AIM 1 ▸ In the entries below, switch every "leader-line" to "callout-line" and leave the rest untouched. Begin at the line that has "conflict-districts (23, 140, 553, 635)" and stop after the line that has "state-label: Lakshadweep (45, 599, 117, 611)".

1. Draw chemical structures of (a) pentylamine; (b) dimethylbutylamine; (c) methylethylammonium chloride; (d) aniline; (e) phenylammonium bromide; (f) 3-aminopentanoic acid; (g) 2-methyl-3-aminobutanoic acid.
2. Are ethylamine, diethylamine, and triethylamine stronger bases than ammonia? Answer
3. Place ammonia, trimethylamine, dimethylamine, methylamine, and aniline in the order of decreasing basicity. Answer
4. Write a balanced chemical equation for the full combustion of propylamine. Answer
5. You have benzene, nitric acid, sulfuric acid, and sodium sulfide. How can aniline be made using these chemicals? Answer
6. Which of the following compounds are chiral? (a) dichlorobromomethane; (b) 3-aminobutanoic acid; (c) 4-aminobutanoic acid; (d) bromochlorofluoroiodomethane; (e) bromochlorofluoromethane; (f) isopropanol; (g) acetone; (h) 3-methylhexane; (i) 3-methyl-1-pentene. Hint
7. For each chiral compound identified in Exercise 6 above, sketch 3-dimensional structures of both enantiomers using wedge and dash notation to illustrate that one is a mirror image of the other.

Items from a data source

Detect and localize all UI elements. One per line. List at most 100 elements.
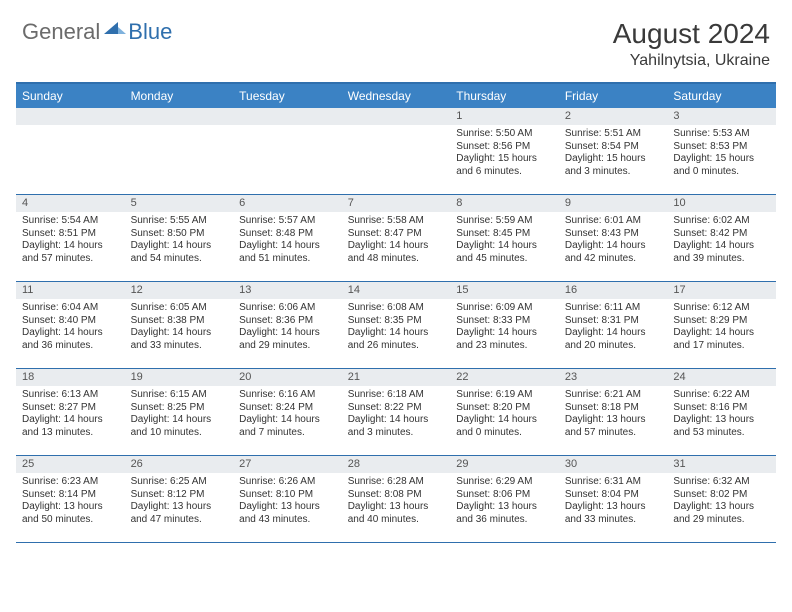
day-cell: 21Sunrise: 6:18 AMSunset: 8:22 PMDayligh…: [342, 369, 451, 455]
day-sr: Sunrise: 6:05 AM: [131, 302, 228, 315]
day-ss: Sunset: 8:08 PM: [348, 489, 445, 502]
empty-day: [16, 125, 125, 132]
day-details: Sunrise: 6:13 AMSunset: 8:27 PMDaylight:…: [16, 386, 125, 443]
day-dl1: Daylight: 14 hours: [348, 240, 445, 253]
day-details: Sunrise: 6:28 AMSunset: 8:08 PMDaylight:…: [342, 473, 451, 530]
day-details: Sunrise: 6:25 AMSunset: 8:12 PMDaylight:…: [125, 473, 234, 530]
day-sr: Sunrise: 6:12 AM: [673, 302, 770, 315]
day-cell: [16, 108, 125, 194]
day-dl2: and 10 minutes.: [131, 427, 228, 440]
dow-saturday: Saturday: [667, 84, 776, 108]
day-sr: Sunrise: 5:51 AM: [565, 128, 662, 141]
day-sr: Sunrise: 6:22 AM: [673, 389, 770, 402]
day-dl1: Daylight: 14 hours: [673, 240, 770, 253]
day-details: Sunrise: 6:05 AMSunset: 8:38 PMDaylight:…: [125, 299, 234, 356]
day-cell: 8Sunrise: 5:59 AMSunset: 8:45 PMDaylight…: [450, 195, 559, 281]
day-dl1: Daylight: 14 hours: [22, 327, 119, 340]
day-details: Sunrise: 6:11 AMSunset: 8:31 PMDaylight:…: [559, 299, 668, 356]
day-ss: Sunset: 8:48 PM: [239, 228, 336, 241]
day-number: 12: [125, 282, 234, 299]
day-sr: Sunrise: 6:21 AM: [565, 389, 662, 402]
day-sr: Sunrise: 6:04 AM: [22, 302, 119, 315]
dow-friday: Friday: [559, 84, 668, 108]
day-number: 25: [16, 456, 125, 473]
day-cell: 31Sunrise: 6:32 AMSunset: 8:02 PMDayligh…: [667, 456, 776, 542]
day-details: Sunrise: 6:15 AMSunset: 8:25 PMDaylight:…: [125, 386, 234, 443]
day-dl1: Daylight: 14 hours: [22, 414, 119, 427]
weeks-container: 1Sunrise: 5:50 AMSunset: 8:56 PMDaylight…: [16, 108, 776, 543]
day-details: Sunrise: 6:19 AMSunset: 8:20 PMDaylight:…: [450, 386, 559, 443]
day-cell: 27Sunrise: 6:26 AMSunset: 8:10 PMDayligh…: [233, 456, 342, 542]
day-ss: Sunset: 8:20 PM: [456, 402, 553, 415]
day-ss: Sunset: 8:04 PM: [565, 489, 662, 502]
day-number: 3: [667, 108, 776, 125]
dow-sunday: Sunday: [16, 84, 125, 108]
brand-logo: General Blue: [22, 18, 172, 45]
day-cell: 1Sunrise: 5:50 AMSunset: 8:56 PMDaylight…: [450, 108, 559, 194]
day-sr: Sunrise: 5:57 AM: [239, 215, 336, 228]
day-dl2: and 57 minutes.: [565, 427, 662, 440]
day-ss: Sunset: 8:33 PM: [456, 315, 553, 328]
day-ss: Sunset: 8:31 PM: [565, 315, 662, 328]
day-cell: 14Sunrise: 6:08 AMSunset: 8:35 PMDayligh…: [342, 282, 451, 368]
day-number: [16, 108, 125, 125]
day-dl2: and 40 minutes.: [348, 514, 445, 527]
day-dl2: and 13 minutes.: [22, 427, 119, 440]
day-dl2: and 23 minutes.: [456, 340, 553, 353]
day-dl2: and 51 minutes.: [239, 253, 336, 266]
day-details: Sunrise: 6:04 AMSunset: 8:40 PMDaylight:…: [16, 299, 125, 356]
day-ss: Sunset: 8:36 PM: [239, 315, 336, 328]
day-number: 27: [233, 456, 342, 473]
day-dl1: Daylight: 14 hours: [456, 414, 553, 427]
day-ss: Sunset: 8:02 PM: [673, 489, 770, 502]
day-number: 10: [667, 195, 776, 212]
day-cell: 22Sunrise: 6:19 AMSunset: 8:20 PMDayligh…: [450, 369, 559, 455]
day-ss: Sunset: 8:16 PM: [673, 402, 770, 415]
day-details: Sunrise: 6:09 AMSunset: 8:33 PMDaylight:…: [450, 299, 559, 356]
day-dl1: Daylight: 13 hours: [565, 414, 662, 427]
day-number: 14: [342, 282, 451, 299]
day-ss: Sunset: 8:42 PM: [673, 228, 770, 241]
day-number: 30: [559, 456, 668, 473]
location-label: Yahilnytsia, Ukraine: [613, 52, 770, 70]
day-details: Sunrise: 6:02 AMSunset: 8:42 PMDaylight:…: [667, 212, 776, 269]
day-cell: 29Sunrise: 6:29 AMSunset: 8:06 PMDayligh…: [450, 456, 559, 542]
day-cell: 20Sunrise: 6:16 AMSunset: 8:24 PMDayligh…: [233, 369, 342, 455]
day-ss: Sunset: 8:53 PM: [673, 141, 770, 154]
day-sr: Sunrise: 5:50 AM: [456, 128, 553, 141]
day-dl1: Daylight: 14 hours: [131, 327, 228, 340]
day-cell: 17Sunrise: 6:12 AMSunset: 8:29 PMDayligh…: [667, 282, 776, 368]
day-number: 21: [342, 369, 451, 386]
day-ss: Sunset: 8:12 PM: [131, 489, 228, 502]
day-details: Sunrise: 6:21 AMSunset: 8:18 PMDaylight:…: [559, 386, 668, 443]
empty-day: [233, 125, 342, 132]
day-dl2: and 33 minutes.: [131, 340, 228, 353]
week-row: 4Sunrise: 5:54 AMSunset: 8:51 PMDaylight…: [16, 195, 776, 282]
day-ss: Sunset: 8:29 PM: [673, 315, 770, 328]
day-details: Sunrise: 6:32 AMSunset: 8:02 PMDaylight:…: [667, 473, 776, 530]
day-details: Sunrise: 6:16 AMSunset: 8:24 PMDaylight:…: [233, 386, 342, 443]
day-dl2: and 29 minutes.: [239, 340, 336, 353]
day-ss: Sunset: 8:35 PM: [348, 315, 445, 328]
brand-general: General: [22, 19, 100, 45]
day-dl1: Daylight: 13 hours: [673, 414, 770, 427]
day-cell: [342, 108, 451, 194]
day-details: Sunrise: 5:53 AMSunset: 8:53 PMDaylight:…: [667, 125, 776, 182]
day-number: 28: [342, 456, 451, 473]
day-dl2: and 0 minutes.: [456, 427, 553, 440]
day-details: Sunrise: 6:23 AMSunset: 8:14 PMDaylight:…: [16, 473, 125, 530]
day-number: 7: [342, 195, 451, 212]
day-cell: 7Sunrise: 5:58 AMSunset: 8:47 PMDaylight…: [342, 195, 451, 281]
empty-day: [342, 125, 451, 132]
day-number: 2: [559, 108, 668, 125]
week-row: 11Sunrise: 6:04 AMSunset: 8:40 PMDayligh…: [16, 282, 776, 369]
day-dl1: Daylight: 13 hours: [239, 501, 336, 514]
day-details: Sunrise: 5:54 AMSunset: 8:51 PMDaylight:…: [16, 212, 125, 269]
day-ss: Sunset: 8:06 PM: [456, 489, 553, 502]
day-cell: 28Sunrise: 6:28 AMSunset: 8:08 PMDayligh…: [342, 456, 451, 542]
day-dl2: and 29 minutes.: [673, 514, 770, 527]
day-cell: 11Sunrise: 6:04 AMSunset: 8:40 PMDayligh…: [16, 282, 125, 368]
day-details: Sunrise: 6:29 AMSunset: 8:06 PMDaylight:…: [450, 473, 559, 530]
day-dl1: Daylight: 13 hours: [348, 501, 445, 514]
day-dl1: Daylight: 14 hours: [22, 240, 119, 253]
==
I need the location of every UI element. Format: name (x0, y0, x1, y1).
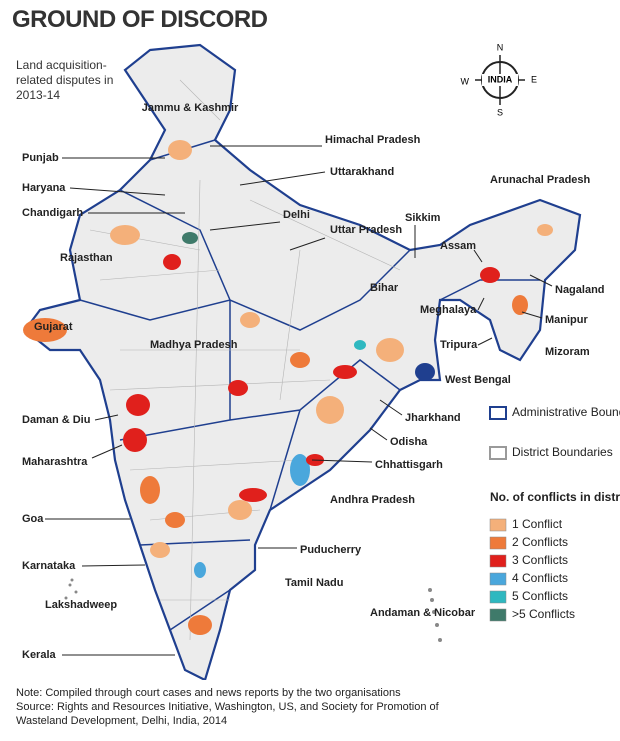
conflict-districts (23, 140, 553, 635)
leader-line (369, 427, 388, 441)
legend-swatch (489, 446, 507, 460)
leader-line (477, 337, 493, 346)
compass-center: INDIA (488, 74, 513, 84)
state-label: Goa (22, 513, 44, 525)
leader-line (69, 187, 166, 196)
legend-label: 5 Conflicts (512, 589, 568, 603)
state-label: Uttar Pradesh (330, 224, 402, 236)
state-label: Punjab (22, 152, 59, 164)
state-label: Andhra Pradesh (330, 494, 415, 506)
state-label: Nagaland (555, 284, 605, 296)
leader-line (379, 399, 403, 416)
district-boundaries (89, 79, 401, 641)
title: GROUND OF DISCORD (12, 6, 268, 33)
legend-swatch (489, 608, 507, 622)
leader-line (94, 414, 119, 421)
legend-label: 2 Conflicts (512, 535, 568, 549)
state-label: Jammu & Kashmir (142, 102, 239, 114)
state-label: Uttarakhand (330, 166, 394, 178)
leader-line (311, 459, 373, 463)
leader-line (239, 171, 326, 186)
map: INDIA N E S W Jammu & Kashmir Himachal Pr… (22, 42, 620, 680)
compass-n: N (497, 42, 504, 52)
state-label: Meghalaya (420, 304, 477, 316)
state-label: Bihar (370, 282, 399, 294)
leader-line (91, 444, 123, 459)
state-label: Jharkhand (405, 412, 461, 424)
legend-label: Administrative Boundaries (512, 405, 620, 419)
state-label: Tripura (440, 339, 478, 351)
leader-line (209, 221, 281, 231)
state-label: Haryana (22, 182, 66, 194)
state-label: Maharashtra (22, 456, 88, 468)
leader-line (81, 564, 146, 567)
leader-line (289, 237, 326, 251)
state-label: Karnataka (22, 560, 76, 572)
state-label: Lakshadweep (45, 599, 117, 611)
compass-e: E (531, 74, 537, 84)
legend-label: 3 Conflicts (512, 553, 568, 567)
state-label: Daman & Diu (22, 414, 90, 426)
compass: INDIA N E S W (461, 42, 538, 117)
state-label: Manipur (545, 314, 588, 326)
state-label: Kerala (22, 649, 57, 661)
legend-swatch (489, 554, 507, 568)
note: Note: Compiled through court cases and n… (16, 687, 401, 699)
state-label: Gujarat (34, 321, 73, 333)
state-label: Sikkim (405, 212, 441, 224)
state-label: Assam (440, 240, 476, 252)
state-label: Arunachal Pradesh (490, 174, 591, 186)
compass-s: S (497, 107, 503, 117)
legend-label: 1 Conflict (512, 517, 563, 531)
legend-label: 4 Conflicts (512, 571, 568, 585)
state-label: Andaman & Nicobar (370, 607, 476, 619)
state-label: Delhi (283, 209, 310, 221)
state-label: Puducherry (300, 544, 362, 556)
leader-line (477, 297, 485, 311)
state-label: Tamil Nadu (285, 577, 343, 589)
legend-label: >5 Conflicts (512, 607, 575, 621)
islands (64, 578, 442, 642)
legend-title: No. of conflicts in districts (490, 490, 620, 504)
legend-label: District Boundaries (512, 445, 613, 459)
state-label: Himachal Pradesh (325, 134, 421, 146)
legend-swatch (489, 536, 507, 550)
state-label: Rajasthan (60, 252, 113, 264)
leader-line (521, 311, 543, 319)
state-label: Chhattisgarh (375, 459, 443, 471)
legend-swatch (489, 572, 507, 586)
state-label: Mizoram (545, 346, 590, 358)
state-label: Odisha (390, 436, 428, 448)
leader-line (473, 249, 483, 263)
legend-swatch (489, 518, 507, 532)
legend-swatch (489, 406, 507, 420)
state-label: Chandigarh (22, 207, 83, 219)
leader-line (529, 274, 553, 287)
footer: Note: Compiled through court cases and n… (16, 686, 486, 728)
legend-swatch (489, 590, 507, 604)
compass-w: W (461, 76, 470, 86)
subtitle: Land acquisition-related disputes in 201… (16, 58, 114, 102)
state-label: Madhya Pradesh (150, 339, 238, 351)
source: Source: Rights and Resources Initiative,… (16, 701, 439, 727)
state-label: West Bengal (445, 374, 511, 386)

AIM 2 ▸ Pick up the chemistry exercises from where they stop and keep writing.

WRITTEN ANSWER 1 ▸
conflict-districts (23, 140, 553, 635)
callout-line (369, 427, 388, 441)
legend-swatch (489, 446, 507, 460)
callout-line (477, 337, 493, 346)
compass-center: INDIA (488, 74, 513, 84)
state-label: Goa (22, 513, 44, 525)
callout-line (69, 187, 166, 196)
legend-label: 5 Conflicts (512, 589, 568, 603)
state-label: Uttar Pradesh (330, 224, 402, 236)
state-label: Punjab (22, 152, 59, 164)
state-label: Andhra Pradesh (330, 494, 415, 506)
state-label: Nagaland (555, 284, 605, 296)
callout-line (379, 399, 403, 416)
district-boundaries (89, 79, 401, 641)
title: GROUND OF DISCORD (12, 6, 268, 33)
legend-swatch (489, 608, 507, 622)
callout-line (94, 414, 119, 421)
legend-label: 2 Conflicts (512, 535, 568, 549)
state-label: Jammu & Kashmir (142, 102, 239, 114)
state-label: Uttarakhand (330, 166, 394, 178)
callout-line (311, 459, 373, 463)
callout-line (239, 171, 326, 186)
map: INDIA N E S W Jammu & Kashmir Himachal Pr… (22, 42, 620, 680)
compass-n: N (497, 42, 504, 52)
state-label: Meghalaya (420, 304, 477, 316)
state-label: Bihar (370, 282, 399, 294)
callout-line (91, 444, 123, 459)
state-label: Jharkhand (405, 412, 461, 424)
legend-label: Administrative Boundaries (512, 405, 620, 419)
state-label: Tripura (440, 339, 478, 351)
callout-line (209, 221, 281, 231)
state-label: Haryana (22, 182, 66, 194)
state-label: Maharashtra (22, 456, 88, 468)
callout-line (81, 564, 146, 567)
callout-line (289, 237, 326, 251)
state-label: Karnataka (22, 560, 76, 572)
state-label: Lakshadweep (45, 599, 117, 611)

WRITTEN ANSWER 2 ▸
8. Draw a chemical scheme for the formation of the alanine inner salt (zwitterion) from alanine. Hint
9. Write chemical equations for reactions of alanine with (a) HBr and (b) KOH. Hint
10. Draw chemical formulas for nylon 6.6 and nylon 6 and schemes for their formation from the corresponding monomers. [Answer: Figures 4-161 and 4-162]
11. Explain why catalytic rather than stoichiometric amounts of water are used to make nylon 6 from caprolactam. Answer
12. Review the structures of Kevlar® and Nomex® (Figure 4-164) and figure out what monomers are used to make both polyamides. Draw the structures of, and provide chemical names for, the monomers.